Exercise directions
Can you repeat all the rows below word for word, leaving the pictures out of your answer?

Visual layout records
════════════════════
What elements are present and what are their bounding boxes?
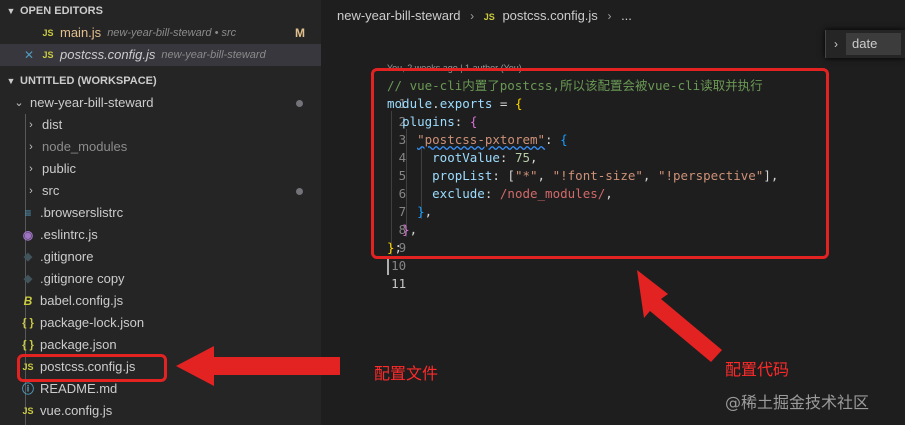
watermark: @稀土掘金技术社区 <box>725 393 870 412</box>
arrow-to-code <box>637 270 722 362</box>
config-file-label: 配置文件 <box>374 364 439 383</box>
config-code-label: 配置代码 <box>725 360 790 379</box>
arrow-to-file <box>176 346 340 386</box>
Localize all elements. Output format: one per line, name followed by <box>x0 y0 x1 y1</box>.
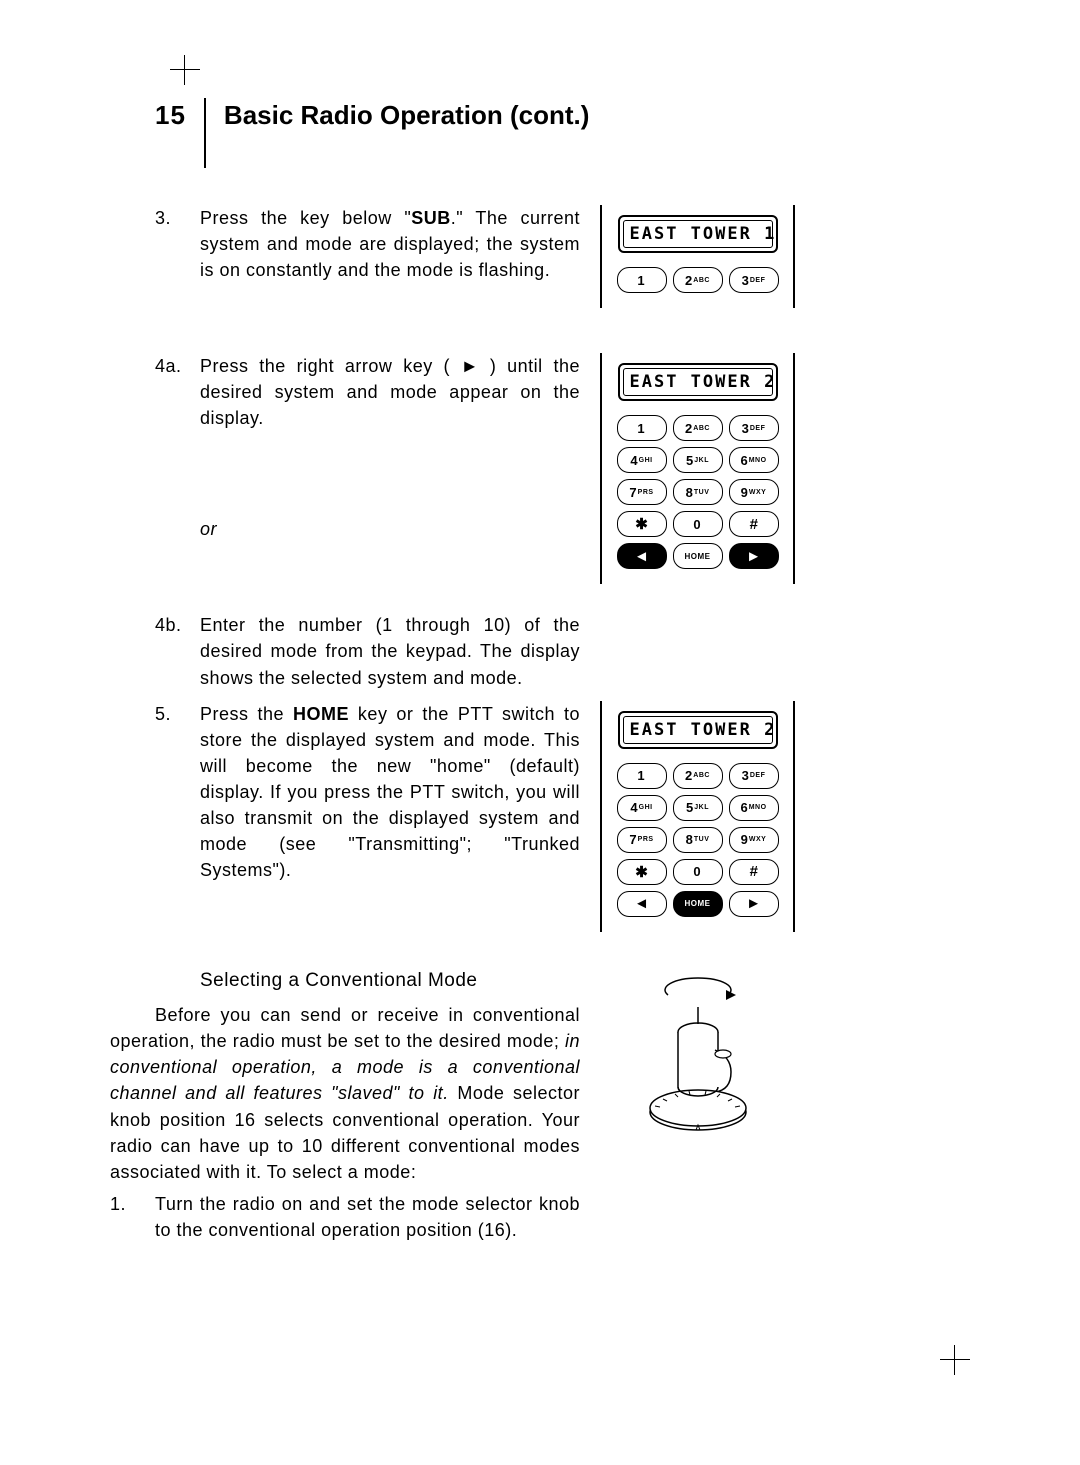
lcd-text: EAST TOWER 1 <box>623 220 773 248</box>
step-index: 1. <box>110 1191 155 1243</box>
row-section-2: Selecting a Conventional Mode Before you… <box>155 967 935 1243</box>
key-4: 4GHI <box>617 795 667 821</box>
row-step-4a: 4a. Press the right arrow key ( ► ) unti… <box>155 353 935 691</box>
key-home: HOME <box>673 891 723 917</box>
right-arrow-icon: ► <box>746 548 761 565</box>
key-8: 8TUV <box>673 827 723 853</box>
key-right-arrow: ► <box>729 891 779 917</box>
key-hash: # <box>729 511 779 537</box>
key-star: ✱ <box>617 511 667 537</box>
row-step-3: 3. Press the key below "SUB." The curren… <box>155 205 935 318</box>
step-4a: 4a. Press the right arrow key ( ► ) unti… <box>155 353 580 431</box>
key-left-arrow: ◄ <box>617 891 667 917</box>
subheading: Selecting a Conventional Mode <box>200 967 580 995</box>
key-star: ✱ <box>617 859 667 885</box>
lcd-frame: EAST TOWER 2 <box>618 711 778 749</box>
lcd-frame: EAST TOWER 1 <box>618 215 778 253</box>
key-hash: # <box>729 859 779 885</box>
step-index: 4a. <box>155 353 200 431</box>
crop-mark-br <box>940 1345 970 1375</box>
key-0: 0 <box>673 511 723 537</box>
lcd-text: EAST TOWER 2 <box>623 716 773 744</box>
step-body: Press the key below "SUB." The current s… <box>200 205 580 283</box>
key-5: 5JKL <box>673 447 723 473</box>
key-6: 6MNO <box>729 447 779 473</box>
page-title: Basic Radio Operation (cont.) <box>206 100 590 131</box>
key-9: 9WXY <box>729 827 779 853</box>
left-arrow-icon: ◄ <box>634 895 649 912</box>
key-2: 2ABC <box>673 763 723 789</box>
key-2: 2ABC <box>673 267 723 293</box>
key-right-arrow: ► <box>729 543 779 569</box>
or-separator: or <box>200 516 580 542</box>
key-9: 9WXY <box>729 479 779 505</box>
paragraph: Before you can send or receive in conven… <box>110 1002 580 1185</box>
lcd-frame: EAST TOWER 2 <box>618 363 778 401</box>
key-3: 3DEF <box>729 267 779 293</box>
mode-selector-knob-diagram <box>600 967 795 1147</box>
step-3: 3. Press the key below "SUB." The curren… <box>155 205 580 283</box>
key-7: 7PRS <box>617 827 667 853</box>
row-step-5: 5. Press the HOME key or the PTT switch … <box>155 701 935 942</box>
page-header: 15 Basic Radio Operation (cont.) <box>155 100 589 168</box>
crop-mark-tl <box>170 55 200 85</box>
key-4: 4GHI <box>617 447 667 473</box>
radio-diagram-1: EAST TOWER 1 1 2ABC 3DEF <box>600 205 795 308</box>
page-content: 3. Press the key below "SUB." The curren… <box>155 205 935 1243</box>
page: 15 Basic Radio Operation (cont.) 3. Pres… <box>0 0 1080 1465</box>
keypad-full: 1 2ABC 3DEF 4GHI 5JKL 6MNO 7PRS 8TUV <box>612 763 783 917</box>
step-4b: 4b. Enter the number (1 through 10) of t… <box>155 612 580 690</box>
keypad-partial: 1 2ABC 3DEF <box>612 267 783 293</box>
right-arrow-icon: ► <box>746 895 761 912</box>
key-1: 1 <box>617 763 667 789</box>
step-body: Turn the radio on and set the mode selec… <box>155 1191 580 1243</box>
step-body: Press the right arrow key ( ► ) until th… <box>200 353 580 431</box>
key-2: 2ABC <box>673 415 723 441</box>
knob-icon <box>623 972 773 1142</box>
step-5: 5. Press the HOME key or the PTT switch … <box>155 701 580 884</box>
step-index: 4b. <box>155 612 200 690</box>
key-7: 7PRS <box>617 479 667 505</box>
step-index: 3. <box>155 205 200 283</box>
key-1: 1 <box>617 267 667 293</box>
left-arrow-icon: ◄ <box>634 548 649 565</box>
key-8: 8TUV <box>673 479 723 505</box>
step-index: 5. <box>155 701 200 884</box>
key-3: 3DEF <box>729 415 779 441</box>
keypad-full: 1 2ABC 3DEF 4GHI 5JKL 6MNO 7PRS 8TUV <box>612 415 783 569</box>
key-home: HOME <box>673 543 723 569</box>
radio-diagram-3: EAST TOWER 2 1 2ABC 3DEF 4GHI 5JKL 6MNO <box>600 701 795 932</box>
key-left-arrow: ◄ <box>617 543 667 569</box>
step-body: Enter the number (1 through 10) of the d… <box>200 612 580 690</box>
key-3: 3DEF <box>729 763 779 789</box>
key-6: 6MNO <box>729 795 779 821</box>
radio-diagram-2: EAST TOWER 2 1 2ABC 3DEF 4GHI 5JKL 6MNO <box>600 353 795 584</box>
step-1-conv: 1. Turn the radio on and set the mode se… <box>110 1191 580 1243</box>
page-number: 15 <box>155 100 204 131</box>
key-5: 5JKL <box>673 795 723 821</box>
key-1: 1 <box>617 415 667 441</box>
lcd-text: EAST TOWER 2 <box>623 368 773 396</box>
step-body: Press the HOME key or the PTT switch to … <box>200 701 580 884</box>
key-0: 0 <box>673 859 723 885</box>
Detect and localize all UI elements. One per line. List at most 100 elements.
════════════════════
Full answer
What elements are present and what are their bounding boxes?
watermark: @稀土掘金技术社区 <box>725 393 870 412</box>
arrow-to-code <box>637 270 722 362</box>
config-file-label: 配置文件 <box>374 364 439 383</box>
config-code-label: 配置代码 <box>725 360 790 379</box>
arrow-to-file <box>176 346 340 386</box>
Localize all elements. Output format: one per line, name followed by <box>x0 y0 x1 y1</box>.
lcd-text: EAST TOWER 1 <box>623 220 773 248</box>
step-index: 1. <box>110 1191 155 1243</box>
row-section-2: Selecting a Conventional Mode Before you… <box>155 967 935 1243</box>
key-4: 4GHI <box>617 795 667 821</box>
row-step-4a: 4a. Press the right arrow key ( ► ) unti… <box>155 353 935 691</box>
key-home: HOME <box>673 891 723 917</box>
right-arrow-icon: ► <box>746 548 761 565</box>
key-8: 8TUV <box>673 827 723 853</box>
key-right-arrow: ► <box>729 891 779 917</box>
key-hash: # <box>729 511 779 537</box>
key-star: ✱ <box>617 511 667 537</box>
row-step-3: 3. Press the key below "SUB." The curren… <box>155 205 935 318</box>
step-4a: 4a. Press the right arrow key ( ► ) unti… <box>155 353 580 431</box>
key-left-arrow: ◄ <box>617 891 667 917</box>
subheading: Selecting a Conventional Mode <box>200 967 580 995</box>
key-star: ✱ <box>617 859 667 885</box>
lcd-frame: EAST TOWER 2 <box>618 711 778 749</box>
lcd-frame: EAST TOWER 1 <box>618 215 778 253</box>
key-hash: # <box>729 859 779 885</box>
step-index: 4a. <box>155 353 200 431</box>
crop-mark-br <box>940 1345 970 1375</box>
key-0: 0 <box>673 511 723 537</box>
lcd-text: EAST TOWER 2 <box>623 716 773 744</box>
step-body: Press the key below "SUB." The current s… <box>200 205 580 283</box>
key-5: 5JKL <box>673 447 723 473</box>
key-6: 6MNO <box>729 447 779 473</box>
page-title: Basic Radio Operation (cont.) <box>206 100 590 131</box>
key-9: 9WXY <box>729 827 779 853</box>
left-arrow-icon: ◄ <box>634 895 649 912</box>
key-2: 2ABC <box>673 763 723 789</box>
key-2: 2ABC <box>673 267 723 293</box>
key-right-arrow: ► <box>729 543 779 569</box>
or-separator: or <box>200 516 580 542</box>
key-9: 9WXY <box>729 479 779 505</box>
paragraph: Before you can send or receive in conven… <box>110 1002 580 1185</box>
lcd-frame: EAST TOWER 2 <box>618 363 778 401</box>
key-3: 3DEF <box>729 267 779 293</box>
mode-selector-knob-diagram <box>600 967 795 1147</box>
step-3: 3. Press the key below "SUB." The curren… <box>155 205 580 283</box>
key-7: 7PRS <box>617 827 667 853</box>
row-step-5: 5. Press the HOME key or the PTT switch … <box>155 701 935 942</box>
page-header: 15 Basic Radio Operation (cont.) <box>155 100 589 168</box>
crop-mark-tl <box>170 55 200 85</box>
key-4: 4GHI <box>617 447 667 473</box>
radio-diagram-1: EAST TOWER 1 1 2ABC 3DEF <box>600 205 795 308</box>
page-content: 3. Press the key below "SUB." The curren… <box>155 205 935 1243</box>
page: 15 Basic Radio Operation (cont.) 3. Pres… <box>0 0 1080 1465</box>
keypad-full: 1 2ABC 3DEF 4GHI 5JKL 6MNO 7PRS 8TUV <box>612 763 783 917</box>
step-4b: 4b. Enter the number (1 through 10) of t… <box>155 612 580 690</box>
keypad-partial: 1 2ABC 3DEF <box>612 267 783 293</box>
right-arrow-icon: ► <box>746 895 761 912</box>
key-1: 1 <box>617 763 667 789</box>
step-body: Turn the radio on and set the mode selec… <box>155 1191 580 1243</box>
step-body: Press the right arrow key ( ► ) until th… <box>200 353 580 431</box>
key-2: 2ABC <box>673 415 723 441</box>
knob-icon <box>623 972 773 1142</box>
step-5: 5. Press the HOME key or the PTT switch … <box>155 701 580 884</box>
step-index: 4b. <box>155 612 200 690</box>
key-7: 7PRS <box>617 479 667 505</box>
step-index: 3. <box>155 205 200 283</box>
key-1: 1 <box>617 267 667 293</box>
left-arrow-icon: ◄ <box>634 548 649 565</box>
key-8: 8TUV <box>673 479 723 505</box>
step-index: 5. <box>155 701 200 884</box>
key-3: 3DEF <box>729 415 779 441</box>
keypad-full: 1 2ABC 3DEF 4GHI 5JKL 6MNO 7PRS 8TUV <box>612 415 783 569</box>
key-home: HOME <box>673 543 723 569</box>
radio-diagram-3: EAST TOWER 2 1 2ABC 3DEF 4GHI 5JKL 6MNO <box>600 701 795 932</box>
key-left-arrow: ◄ <box>617 543 667 569</box>
step-body: Enter the number (1 through 10) of the d… <box>200 612 580 690</box>
key-3: 3DEF <box>729 763 779 789</box>
key-6: 6MNO <box>729 795 779 821</box>
radio-diagram-2: EAST TOWER 2 1 2ABC 3DEF 4GHI 5JKL 6MNO <box>600 353 795 584</box>
step-1-conv: 1. Turn the radio on and set the mode se… <box>110 1191 580 1243</box>
page-number: 15 <box>155 100 204 131</box>
key-5: 5JKL <box>673 795 723 821</box>
key-1: 1 <box>617 415 667 441</box>
lcd-text: EAST TOWER 2 <box>623 368 773 396</box>
step-body: Press the HOME key or the PTT switch to … <box>200 701 580 884</box>
key-0: 0 <box>673 859 723 885</box>
Detect and localize all UI elements. One per line. List at most 100 elements.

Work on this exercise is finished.